Albert Venn Dicey (1835 – 1922), renomado constitucionalista inglês, publicou em 1885 um de seus livros mais importantes, “Introduction to the Study of the Law of the Constitution”, em cujo capítulo XII desenvolve um estudo comparativo entre os sistemas administrativos inglês e francês.

O próprio título do capítulo dá-nos logo à partida o tom da análise de Dicey: “Rule of Law confronted with ‘Droit Administratif”[17]. É um verdadeiro confronto, um duelo de opostos inassimiláveis: e opõem-se a própria matéria do Direito Administrativo e a rule of law inglesa, conceito que, nas palavras do próprio Dicey, significa “(...)Todo homem, qualquer que seja sua posição ou situação, está sujeito à lei comum do reino e sujeito à jurisdição dos tribunais comuns”[18]. E vai além: “Entre nós, qualquer funcionário, do Primeiro Ministro até um cobrador de impostos, responde por qualquer ato perpetrado sem justificação legal da mesma forma que qualquer outro cidadão”[19] Para Dicey, o Direito Administrativo opõe-se diretamente à noção de igualdade de todos perante a lei, central para o sistema jurídico inglês.

______________________________

** Partes do exercício **
1. Liste todos os anos mencionados no texto sobre Dicey.
2. Continue o texto sobre Dicey a partir do ponto em que ele termina.
Os registros não têm nenhum papel aqui.

______________________________

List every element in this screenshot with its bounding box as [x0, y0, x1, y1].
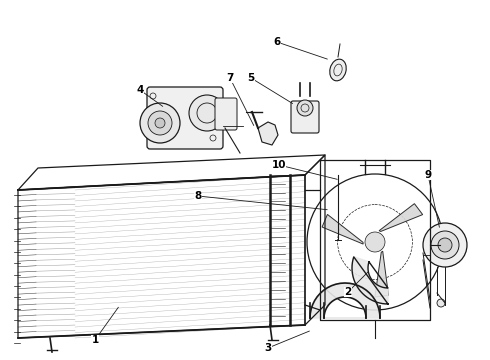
Circle shape [431, 231, 459, 259]
Text: 6: 6 [273, 37, 281, 47]
Text: 1: 1 [91, 335, 98, 345]
Text: 2: 2 [344, 287, 352, 297]
Circle shape [155, 118, 165, 128]
Polygon shape [322, 215, 363, 244]
Circle shape [148, 111, 172, 135]
Polygon shape [375, 251, 389, 297]
Text: 4: 4 [136, 85, 144, 95]
Circle shape [140, 103, 180, 143]
Circle shape [423, 223, 467, 267]
Text: 9: 9 [424, 170, 432, 180]
Ellipse shape [330, 59, 346, 81]
Text: 7: 7 [226, 73, 234, 83]
Circle shape [189, 95, 225, 131]
Text: 8: 8 [195, 191, 201, 201]
Text: 10: 10 [272, 160, 286, 170]
Circle shape [438, 238, 452, 252]
Text: 5: 5 [247, 73, 255, 83]
Circle shape [437, 299, 445, 307]
FancyBboxPatch shape [215, 98, 237, 130]
FancyBboxPatch shape [147, 87, 223, 149]
Text: 3: 3 [265, 343, 271, 353]
Polygon shape [352, 257, 388, 304]
Polygon shape [258, 122, 278, 145]
FancyBboxPatch shape [291, 101, 319, 133]
Polygon shape [379, 204, 423, 231]
Circle shape [365, 232, 385, 252]
Circle shape [297, 100, 313, 116]
Polygon shape [310, 283, 380, 318]
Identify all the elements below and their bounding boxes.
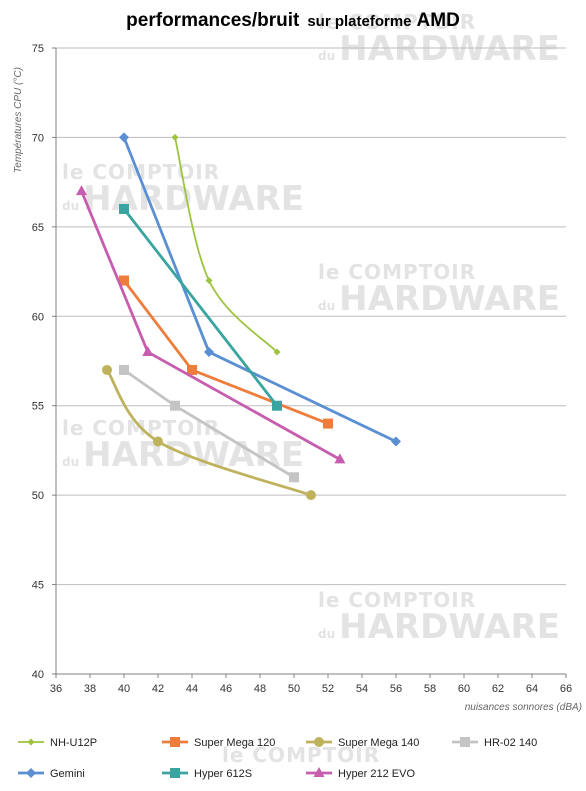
watermark: le COMPTOIR du HARDWARE (62, 416, 305, 475)
legend-marker (26, 768, 36, 778)
watermark: le COMPTOIR du HARDWARE (318, 12, 560, 66)
x-tick-label: 52 (322, 683, 334, 695)
y-tick-label: 70 (32, 132, 44, 144)
series-hyper-212-evo (76, 185, 346, 464)
data-point (334, 453, 346, 464)
data-point (102, 364, 112, 375)
y-tick-label: 55 (32, 401, 44, 413)
data-point (119, 275, 129, 286)
watermark-prefix: du (318, 49, 336, 63)
series-gemini (119, 132, 401, 447)
legend-label: Gemini (50, 768, 85, 780)
legend-label: NH-U12P (50, 737, 97, 749)
series-line (122, 279, 329, 425)
legend-marker (27, 738, 35, 746)
chart-title: performances/bruit sur plateforme AMD (126, 10, 460, 31)
data-point (76, 185, 87, 196)
x-tick-label: 44 (186, 683, 198, 695)
y-tick-label: 50 (32, 490, 44, 502)
watermark: le COMPTOIR du HARDWARE (62, 160, 305, 219)
data-point (272, 400, 282, 411)
legend-item: Hyper 212 EVO (306, 767, 415, 780)
legend-label: Super Mega 140 (338, 737, 419, 749)
watermark-line1: le COMPTOIR (318, 10, 477, 34)
y-axis-label: Températures CPU (°C) (13, 67, 24, 173)
data-point (119, 203, 129, 214)
legend-item: Gemini (18, 768, 85, 780)
series-hr-02-140 (119, 364, 299, 483)
data-point (273, 348, 281, 356)
legend-label: Hyper 612S (194, 768, 252, 780)
data-point (205, 277, 213, 285)
data-point (306, 490, 316, 501)
x-tick-label: 58 (424, 683, 436, 695)
legend-item: NH-U12P (18, 737, 97, 749)
x-tick-label: 40 (118, 683, 130, 695)
series-nh-u12p (171, 133, 281, 356)
series-line (105, 369, 312, 497)
legend-label: Hyper 212 EVO (338, 768, 415, 780)
y-tick-label: 45 (32, 580, 44, 592)
data-point (171, 133, 179, 141)
chart-title-main: performances/bruit (126, 10, 300, 31)
x-tick-label: 64 (526, 683, 538, 695)
chart-title-sub: sur plateforme (307, 13, 411, 30)
x-tick-label: 54 (356, 683, 368, 695)
legend-marker (170, 737, 180, 747)
x-tick-label: 36 (50, 683, 62, 695)
data-point (204, 347, 214, 358)
data-point (119, 364, 129, 375)
series-line (80, 190, 341, 461)
x-tick-label: 48 (254, 683, 266, 695)
legend-item: Super Mega 120 (162, 737, 275, 749)
x-tick-label: 60 (458, 683, 470, 695)
legend-item: Hyper 612S (162, 768, 252, 780)
y-tick-label: 65 (32, 222, 44, 234)
legend: NH-U12P Super Mega 120 Super Mega 140 HR-02… (18, 737, 537, 780)
series-line (122, 208, 279, 407)
watermark: le COMPTOIR (222, 743, 381, 767)
data-point (289, 472, 299, 483)
data-point (187, 364, 197, 375)
data-point (153, 436, 163, 447)
series-hyper-612s (119, 203, 282, 411)
data-point (142, 346, 154, 357)
data-point (391, 436, 401, 447)
legend-item: HR-02 140 (452, 737, 537, 749)
x-tick-label: 46 (220, 683, 232, 695)
y-tick-label: 60 (32, 311, 44, 323)
legend-marker (460, 737, 470, 747)
data-point (323, 418, 333, 429)
data-point (119, 132, 129, 143)
legend-marker (313, 767, 325, 777)
series-super-mega-120 (119, 275, 333, 429)
legend-marker (314, 737, 324, 747)
x-axis-label: nuisances sonnores (dBA) (465, 702, 582, 713)
legend-label: Super Mega 120 (194, 737, 275, 749)
chart-title-end: AMD (417, 10, 460, 31)
x-tick-label: 42 (152, 683, 164, 695)
x-tick-label: 62 (492, 683, 504, 695)
data-point (170, 400, 180, 411)
legend-item: Super Mega 140 (306, 737, 419, 749)
series-super-mega-140 (102, 364, 316, 501)
y-tick-label: 75 (32, 43, 44, 55)
legend-marker (170, 768, 180, 778)
legend-label: HR-02 140 (484, 737, 537, 749)
x-tick-label: 38 (84, 683, 96, 695)
series-line (174, 137, 278, 353)
y-tick-label: 40 (32, 669, 44, 681)
watermark: le COMPTOIR du HARDWARE (318, 588, 561, 647)
watermark: le COMPTOIR du HARDWARE (318, 260, 561, 319)
x-tick-label: 56 (390, 683, 402, 695)
watermark-line2: HARDWARE (339, 29, 561, 69)
x-tick-label: 66 (560, 683, 572, 695)
x-tick-label: 50 (288, 683, 300, 695)
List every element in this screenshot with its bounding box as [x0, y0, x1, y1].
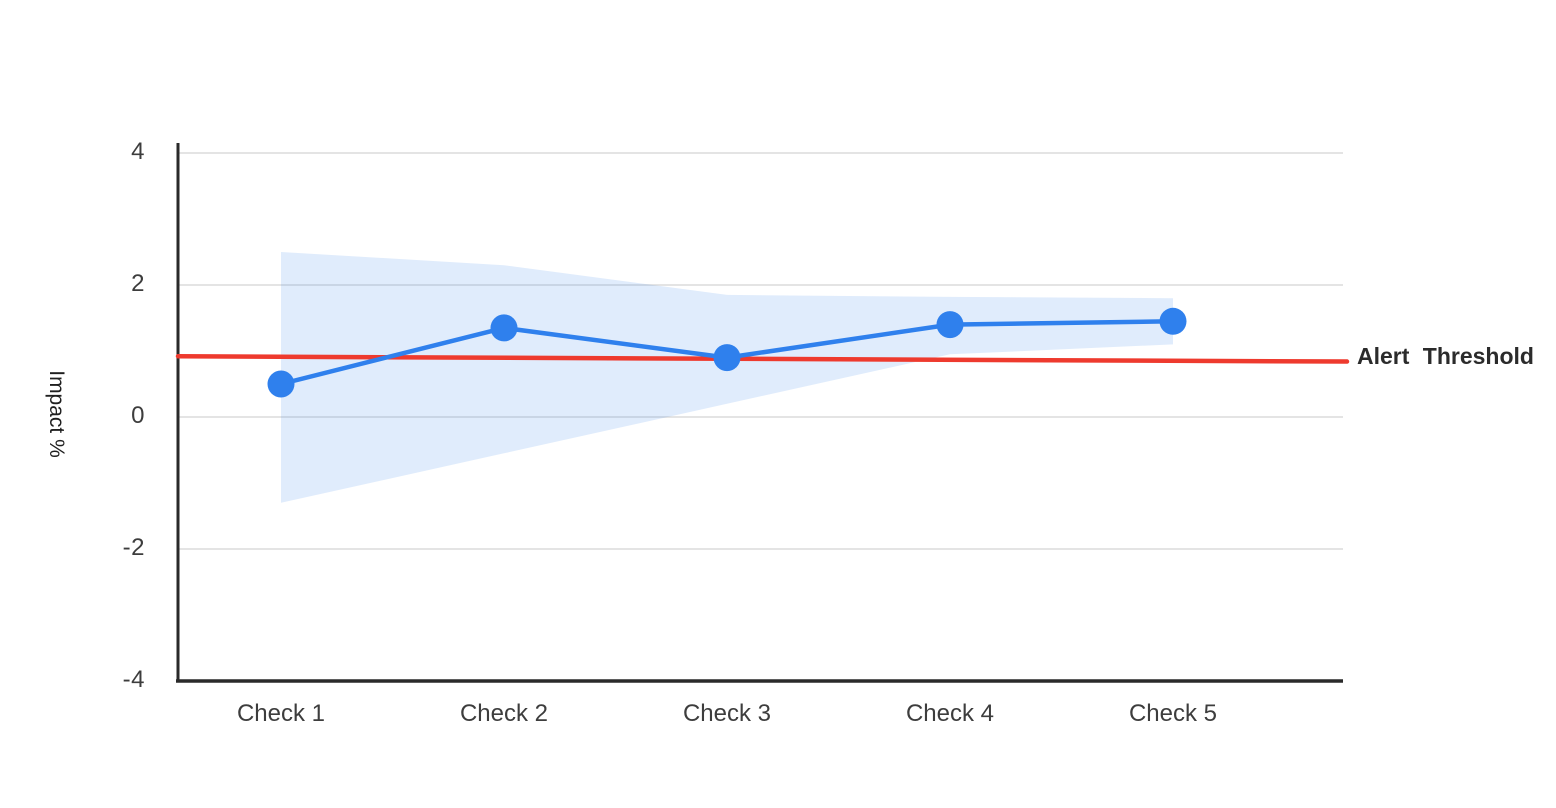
x-tick-label: Check 2 [459, 700, 549, 727]
confidence-band [281, 252, 1173, 503]
y-tick-label: -4 [122, 665, 145, 693]
x-tick-label: Check 4 [905, 700, 995, 727]
threshold-line [175, 354, 1350, 364]
data-point-check-4 [936, 311, 964, 339]
y-tick-label: 2 [131, 269, 145, 297]
y-tick-label: 0 [131, 401, 145, 429]
data-point-check-5 [1159, 307, 1187, 335]
data-point-check-3 [713, 344, 741, 372]
data-point-check-2 [490, 314, 518, 342]
y-axis-title: Impact % [45, 370, 68, 458]
data-point-check-1 [267, 370, 295, 398]
y-tick-label: -2 [122, 533, 145, 561]
x-tick-label: Check 5 [1128, 700, 1218, 727]
threshold-label: Alert Threshold [1357, 342, 1534, 369]
y-tick-label: 4 [131, 137, 145, 165]
x-tick-label: Check 3 [682, 700, 772, 727]
x-tick-label: Check 1 [236, 700, 326, 727]
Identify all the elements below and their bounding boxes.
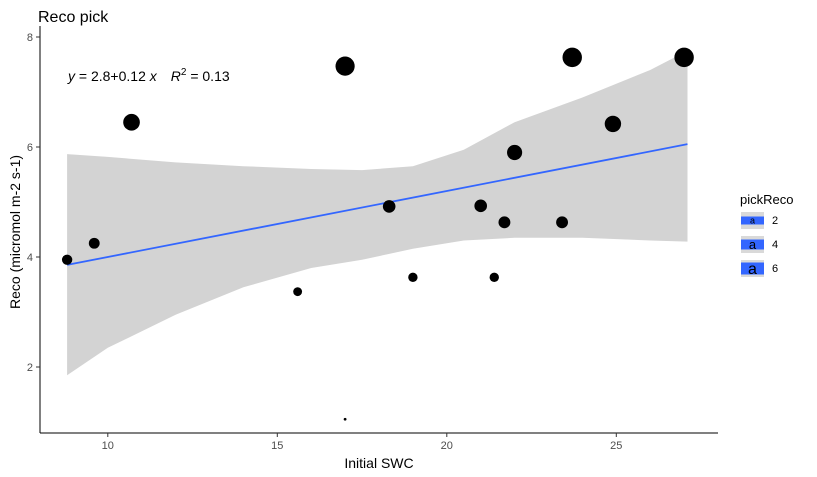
data-point (382, 200, 396, 213)
data-point (498, 216, 511, 229)
data-point (123, 113, 140, 131)
x-tick-label: 20 (441, 440, 453, 452)
y-tick-label: 6 (27, 142, 33, 154)
data-point (343, 417, 347, 421)
legend-key-glyph: a (748, 261, 757, 278)
y-tick-label: 2 (27, 362, 33, 374)
chart-title: Reco pick (38, 9, 109, 26)
legend-title: pickReco (740, 192, 793, 207)
y-axis-title: Reco (micromol m-2 s-1) (7, 155, 23, 309)
data-point (474, 199, 488, 213)
legend-label: 2 (772, 215, 778, 227)
confidence-band (67, 50, 688, 376)
data-point (507, 144, 523, 161)
data-point (556, 216, 568, 229)
legend-label: 6 (772, 263, 778, 275)
x-tick-label: 25 (610, 440, 622, 452)
data-point (604, 115, 622, 133)
regression-equation: y = 2.8+0.12 x R2 = 0.13 (67, 67, 230, 84)
legend-key-glyph: a (750, 216, 755, 226)
x-tick-label: 10 (102, 440, 114, 452)
axes: 10 15 20 25 2 4 6 8 (27, 26, 718, 452)
plot-panel (61, 47, 694, 421)
data-point (489, 272, 499, 283)
x-axis-title: Initial SWC (344, 455, 413, 471)
legend: pickReco a 2 a 4 a 6 (740, 192, 793, 278)
data-point (408, 272, 418, 283)
data-point (61, 254, 73, 265)
data-point (335, 56, 355, 76)
data-point (293, 287, 303, 297)
data-point (674, 47, 694, 68)
y-tick-label: 8 (27, 32, 33, 44)
x-tick-label: 15 (271, 440, 283, 452)
data-point (562, 47, 582, 68)
data-point (88, 237, 100, 249)
y-tick-label: 4 (27, 252, 33, 264)
legend-key-glyph: a (749, 237, 757, 252)
legend-label: 4 (772, 239, 778, 251)
regression-line (66, 143, 688, 266)
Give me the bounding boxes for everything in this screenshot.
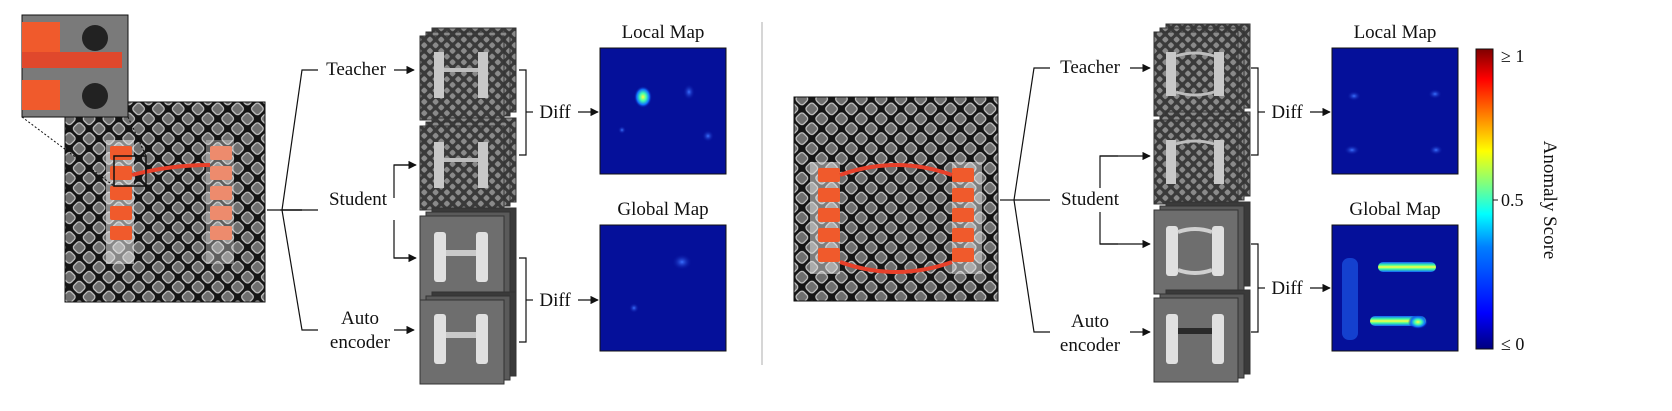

______________________________

** Respostas das tarefas **
1. 1835, 1922 e 1885.

2.
E vai além: “O esquema do autodenominado Direito Administrativo opõe-se a todas as ideias inglesas”[20]. Veja-se: todas as ideias inglesas, jurídicas ou não. E afirma também, de modo ainda mais decidido: “Qualquer um que examine com cuidado a natureza do “droit administratif” da França ou o tipo de assunto ao qual ele se aplica, em breve descobrirá que ele baseia-se em duas ideias principais, que são alheias às concepções dos Ingleses de hoje”[21] .Ver-se-á, em breve, quais são estas ideias.

Por ora, importa-nos dizer que, para Dicey, não restam dúvidas: são sistemas decididamente incompatíveis, antagônicos e representam diferenças que vão muito além do meramente jurídico, abrangendo a própria cultura dos países envolvidos. Isto fica ainda mais claro quando ele aponta o problema da terminologia: a própria expressão “direito administrativo” – que se traduziria por “administrative Law” em inglês – “não tem um equivalente exato em inglês”, segundo ele.[22] E vai além:  “Na Inglaterra e em países onde, como os EUA, derivam sua civilização de fontes inglesas, o sistema de direito administrativo e os princípios mesmos onde ele se baseia são, na verdade, desconhecidos” [23].

É uma marca, portanto, não só de um país, segundo Dicey, mas de toda uma civilização: a anglo-saxônica, à qual se opõe a continental. Uma é a civilização da “rule of Law”; a outra, a do “droit administratif” [24]

E qual o entendimento que Dicey tem acerca do “droit administratif”? Para ele, repousa naquelas “two leading ideas alien to the conception of modern Englishmen”.  São elas: a noção de que o governo e seus servidores públicos possuem tribunais separados, com privilégios e prerrogativas diante do particular, baseados em princípios distintos dos do direito civil, e a separação de poderes “à francesa”, onde o Judiciário não pode interferir no Executivo e vice-versa.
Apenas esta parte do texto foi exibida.